▸ **Given instruction A**
Reproduce, line for line, the entries in the listing from the line containing "step-button[interactable] bbox=[138, 49, 144, 57]" up to and including the line containing "eq-band-slider[interactable] bbox=[228, 290, 231, 350]".

But this Ash Wednesday, we've seen an entire state swearing off a popular American idea of putting felons to death. Bear in mind, too, this didn't happen in Rhode Island. Illinois ranks right up there among the big states -- 13 million people, 19 Congressional seats, 3rd-largest city, (occasionally) winning sports teams! So, there could be a societal impact when the Land of Lincoln becomes the 16th state to choose to enforce justice without recourse to lethal injecting people convicted of heinous crimes.

Illinois's choice is countercultural: The death penalty has been widely popular among Americans in a way rare among our peers in the post-industrialized world. Sure, it takes years to carry out a death sentence per convicted prisoner (lots of appeals to exhaust) and it costs millions to conduct each execution, but this is one service that taxpayers in a lot of states don't seem to mind shelling out the dollars for. Politiicans, who like to follow a crowd, have rarely seen any gain in bucking the trend. They may remember what happened to former Massachusetts Governor Michael Dukakis, a death penalty opponent, when he ran for president against then-Vice President George H.W. Bush in 1988. Let's just say, to borrow a current political locution, he took a shellacking for his opinion.

Which would seem to make Pat Quinn's decision all the more remarkable, wouldn't it?

Well, yes ... but for a couple of factors. The first is the possibility that some sort of change in attitude may be going on nationally. Is support for the death penalty losing steam? The number of men and women put to death on the public dime has declined, rather radically, since peaking in 1999 -- from 98 individuals in that year to 46 in 2010 (the stats come from the Death Penalty Information Center, an oft-quoted source for news media in these matters). In recent years, a couple of other states have decided to do away with death row. New Mexico abolished its death penalty in 2009.

More to the point, a lot of people in Illinois have felt a creeping doubt that putting people to death is an unfailingly scientifically objective status to carry out justice. A former governor, George Ryan, put a moratorium on executions in place a decade back, after state offiicals became convinced that some of their death row population were in fact innocent of the capital crimes for which they were convicted. Fully 20 people were exonerated. Apparently, it left enough of suspicion in Springfield, the state's capitol, that it just might be possible that the state would, sooner or later, put a non-guilty person to death. Unbelieveable, you say?

And then, for death penalty doubters, there was a singular incident back in 1999, just across Mississippi River from Illinois, in St. Louis. Pope John Paul II showed up on what would be his final pastoral visit to the United States and, one evening, shook hands in a public ceremony with Governor Mel Carnahan. As he did so, the pope asked Carnahan, point blank, to commute the death sentence of the next person that Missouri planned to execute.

The governor, a death penalty supporter, his hand clasped by the pope, said, yes. He took a certain amount of political heat for that decision, as you might imagine. But it should not have come as a great surprise that John Paul might just ask something like that. After all, four years earlier, he had written an encyclical, "Evangelium Vitae," in which he said that the death penalty really didn't make a lot of sense in nations with the technological capabilties to keep dangerous felons locked up for life.

In other words, the pope seemed to be saying, we weren't living in the Middle Ages any more.

▸ **Given instruction B**
Answer these questions using the article on Illinois and the death penalty:
(i) How many people were put to death in 1999, and how many in 2010?
(ii) Which state abolished its death penalty in 2009?
(iii) How many people in Illinois were exonerated?

[Entries of the spatial layout]

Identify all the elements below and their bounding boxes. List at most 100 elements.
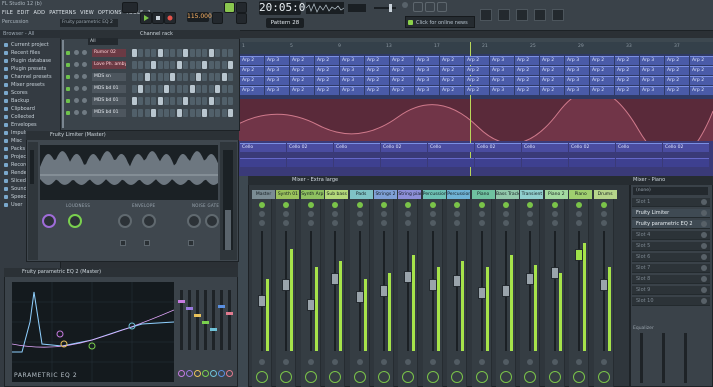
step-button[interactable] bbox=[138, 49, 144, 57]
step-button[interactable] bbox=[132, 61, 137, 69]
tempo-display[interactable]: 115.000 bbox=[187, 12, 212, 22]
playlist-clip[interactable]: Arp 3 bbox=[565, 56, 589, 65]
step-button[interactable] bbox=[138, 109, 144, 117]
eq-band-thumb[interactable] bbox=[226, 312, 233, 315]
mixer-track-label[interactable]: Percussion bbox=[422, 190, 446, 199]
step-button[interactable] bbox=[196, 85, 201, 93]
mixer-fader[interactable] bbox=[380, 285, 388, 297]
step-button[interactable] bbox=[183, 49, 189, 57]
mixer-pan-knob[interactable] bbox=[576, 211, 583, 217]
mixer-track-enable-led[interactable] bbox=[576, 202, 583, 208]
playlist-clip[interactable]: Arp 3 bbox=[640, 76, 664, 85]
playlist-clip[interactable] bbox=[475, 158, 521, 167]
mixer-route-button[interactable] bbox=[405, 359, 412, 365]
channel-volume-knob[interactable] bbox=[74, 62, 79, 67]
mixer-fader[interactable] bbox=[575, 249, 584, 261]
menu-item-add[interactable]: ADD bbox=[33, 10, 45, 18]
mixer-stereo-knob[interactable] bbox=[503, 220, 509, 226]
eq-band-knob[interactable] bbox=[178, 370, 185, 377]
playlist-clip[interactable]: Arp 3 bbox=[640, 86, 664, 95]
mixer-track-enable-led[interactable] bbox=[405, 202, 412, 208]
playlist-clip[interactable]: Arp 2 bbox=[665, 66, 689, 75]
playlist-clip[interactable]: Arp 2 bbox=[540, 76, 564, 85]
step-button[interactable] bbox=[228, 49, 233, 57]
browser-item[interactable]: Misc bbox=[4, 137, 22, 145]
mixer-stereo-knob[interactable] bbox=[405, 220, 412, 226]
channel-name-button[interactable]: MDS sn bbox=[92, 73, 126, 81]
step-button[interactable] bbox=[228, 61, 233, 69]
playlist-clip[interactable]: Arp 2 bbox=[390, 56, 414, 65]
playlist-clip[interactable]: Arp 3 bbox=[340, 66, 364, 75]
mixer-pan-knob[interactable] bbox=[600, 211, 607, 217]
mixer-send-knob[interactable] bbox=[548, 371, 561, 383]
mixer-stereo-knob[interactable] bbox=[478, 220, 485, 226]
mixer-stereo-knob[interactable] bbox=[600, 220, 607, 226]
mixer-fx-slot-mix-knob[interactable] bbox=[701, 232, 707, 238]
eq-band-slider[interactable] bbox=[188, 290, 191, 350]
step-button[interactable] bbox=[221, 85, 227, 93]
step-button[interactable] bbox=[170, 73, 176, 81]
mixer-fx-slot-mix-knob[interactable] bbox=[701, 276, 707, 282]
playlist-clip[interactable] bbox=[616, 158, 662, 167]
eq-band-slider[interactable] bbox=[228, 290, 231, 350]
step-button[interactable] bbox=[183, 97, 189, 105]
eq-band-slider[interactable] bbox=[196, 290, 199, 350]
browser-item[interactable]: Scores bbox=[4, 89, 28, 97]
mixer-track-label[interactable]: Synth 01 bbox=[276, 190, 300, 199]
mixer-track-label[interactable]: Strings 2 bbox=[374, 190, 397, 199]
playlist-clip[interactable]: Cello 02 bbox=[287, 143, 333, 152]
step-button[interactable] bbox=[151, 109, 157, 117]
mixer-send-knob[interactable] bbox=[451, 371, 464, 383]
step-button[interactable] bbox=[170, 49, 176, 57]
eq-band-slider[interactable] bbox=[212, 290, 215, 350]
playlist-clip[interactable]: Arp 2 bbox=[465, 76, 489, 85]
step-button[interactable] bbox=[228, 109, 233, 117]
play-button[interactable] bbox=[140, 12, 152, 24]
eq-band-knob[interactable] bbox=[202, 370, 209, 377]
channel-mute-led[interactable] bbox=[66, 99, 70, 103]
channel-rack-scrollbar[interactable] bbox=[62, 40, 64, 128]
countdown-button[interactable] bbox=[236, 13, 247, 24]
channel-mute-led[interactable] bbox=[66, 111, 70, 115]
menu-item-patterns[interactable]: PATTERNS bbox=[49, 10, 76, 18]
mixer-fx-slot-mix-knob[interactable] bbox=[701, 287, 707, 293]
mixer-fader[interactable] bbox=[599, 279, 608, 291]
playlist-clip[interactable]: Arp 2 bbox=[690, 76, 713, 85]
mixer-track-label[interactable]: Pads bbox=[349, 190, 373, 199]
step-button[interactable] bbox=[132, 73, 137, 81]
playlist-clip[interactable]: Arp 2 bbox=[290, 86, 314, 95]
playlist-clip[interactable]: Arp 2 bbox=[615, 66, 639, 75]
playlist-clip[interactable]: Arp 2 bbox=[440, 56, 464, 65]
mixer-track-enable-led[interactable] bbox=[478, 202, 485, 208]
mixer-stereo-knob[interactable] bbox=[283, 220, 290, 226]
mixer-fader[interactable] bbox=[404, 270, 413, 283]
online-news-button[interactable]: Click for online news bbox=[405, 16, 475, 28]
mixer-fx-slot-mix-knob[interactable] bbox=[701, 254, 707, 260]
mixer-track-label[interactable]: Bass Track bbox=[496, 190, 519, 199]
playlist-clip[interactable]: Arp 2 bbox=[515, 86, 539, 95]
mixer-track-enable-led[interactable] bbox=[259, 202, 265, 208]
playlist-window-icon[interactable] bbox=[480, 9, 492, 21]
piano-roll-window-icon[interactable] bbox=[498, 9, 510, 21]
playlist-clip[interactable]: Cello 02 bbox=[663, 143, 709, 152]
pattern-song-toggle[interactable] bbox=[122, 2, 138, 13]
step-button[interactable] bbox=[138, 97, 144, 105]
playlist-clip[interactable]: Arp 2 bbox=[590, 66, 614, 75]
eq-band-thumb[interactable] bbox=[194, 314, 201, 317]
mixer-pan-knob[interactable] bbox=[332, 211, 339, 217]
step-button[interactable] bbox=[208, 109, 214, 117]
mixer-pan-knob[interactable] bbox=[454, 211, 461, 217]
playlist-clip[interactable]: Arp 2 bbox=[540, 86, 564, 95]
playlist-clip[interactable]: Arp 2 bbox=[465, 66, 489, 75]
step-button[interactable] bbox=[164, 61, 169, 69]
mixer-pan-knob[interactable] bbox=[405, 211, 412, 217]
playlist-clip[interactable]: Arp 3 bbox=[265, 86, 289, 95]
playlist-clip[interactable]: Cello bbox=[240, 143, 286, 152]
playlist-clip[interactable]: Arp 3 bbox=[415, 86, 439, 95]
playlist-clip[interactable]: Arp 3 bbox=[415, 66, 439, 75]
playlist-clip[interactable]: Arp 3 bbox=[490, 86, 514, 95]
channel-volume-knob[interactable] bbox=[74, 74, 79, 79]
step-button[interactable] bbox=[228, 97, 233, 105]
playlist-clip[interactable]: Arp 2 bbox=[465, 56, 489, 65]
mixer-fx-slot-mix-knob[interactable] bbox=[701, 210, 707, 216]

▸ **Task answer A**
step-button[interactable] bbox=[138, 49, 144, 57]
step-button[interactable] bbox=[132, 61, 137, 69]
tempo-display[interactable]: 115.000 bbox=[187, 12, 212, 22]
playlist-clip[interactable]: Arp 3 bbox=[565, 56, 589, 65]
step-button[interactable] bbox=[138, 109, 144, 117]
eq-band-thumb[interactable] bbox=[226, 312, 233, 315]
mixer-track-label[interactable]: Percussion bbox=[422, 190, 446, 199]
step-button[interactable] bbox=[196, 85, 201, 93]
mixer-fader[interactable] bbox=[380, 285, 388, 297]
step-button[interactable] bbox=[183, 49, 189, 57]
mixer-pan-knob[interactable] bbox=[576, 211, 583, 217]
mixer-track-enable-led[interactable] bbox=[576, 202, 583, 208]
playlist-clip[interactable]: Arp 3 bbox=[640, 76, 664, 85]
playlist-clip[interactable] bbox=[475, 158, 521, 167]
mixer-route-button[interactable] bbox=[405, 359, 412, 365]
channel-volume-knob[interactable] bbox=[74, 62, 79, 67]
mixer-fader[interactable] bbox=[575, 249, 584, 261]
menu-item-add[interactable]: ADD bbox=[33, 10, 45, 18]
mixer-stereo-knob[interactable] bbox=[503, 220, 509, 226]
eq-band-knob[interactable] bbox=[178, 370, 185, 377]
playlist-clip[interactable]: Arp 3 bbox=[640, 86, 664, 95]
mixer-track-enable-led[interactable] bbox=[405, 202, 412, 208]
playlist-clip[interactable]: Arp 2 bbox=[665, 66, 689, 75]
playlist-clip[interactable]: Arp 2 bbox=[540, 76, 564, 85]
step-button[interactable] bbox=[228, 49, 233, 57]
browser-item[interactable]: Misc bbox=[4, 137, 22, 145]
mixer-stereo-knob[interactable] bbox=[405, 220, 412, 226]
channel-name-button[interactable]: MDS sn bbox=[92, 73, 126, 81]
step-button[interactable] bbox=[228, 61, 233, 69]
playlist-clip[interactable]: Arp 2 bbox=[390, 56, 414, 65]
playlist-clip[interactable]: Arp 3 bbox=[340, 66, 364, 75]
mixer-pan-knob[interactable] bbox=[600, 211, 607, 217]
mixer-send-knob[interactable] bbox=[548, 371, 561, 383]
mixer-stereo-knob[interactable] bbox=[478, 220, 485, 226]
mixer-stereo-knob[interactable] bbox=[600, 220, 607, 226]
mixer-fx-slot-mix-knob[interactable] bbox=[701, 232, 707, 238]
eq-band-slider[interactable] bbox=[188, 290, 191, 350]
step-button[interactable] bbox=[221, 85, 227, 93]
step-button[interactable] bbox=[170, 73, 176, 81]
mixer-fx-slot-mix-knob[interactable] bbox=[701, 276, 707, 282]
playlist-clip[interactable] bbox=[616, 158, 662, 167]
eq-band-slider[interactable] bbox=[228, 290, 231, 350]

▸ **Task answer B**
(i) 98 in 1999 and 46 in 2010.
(ii) New Mexico.
(iii) 20.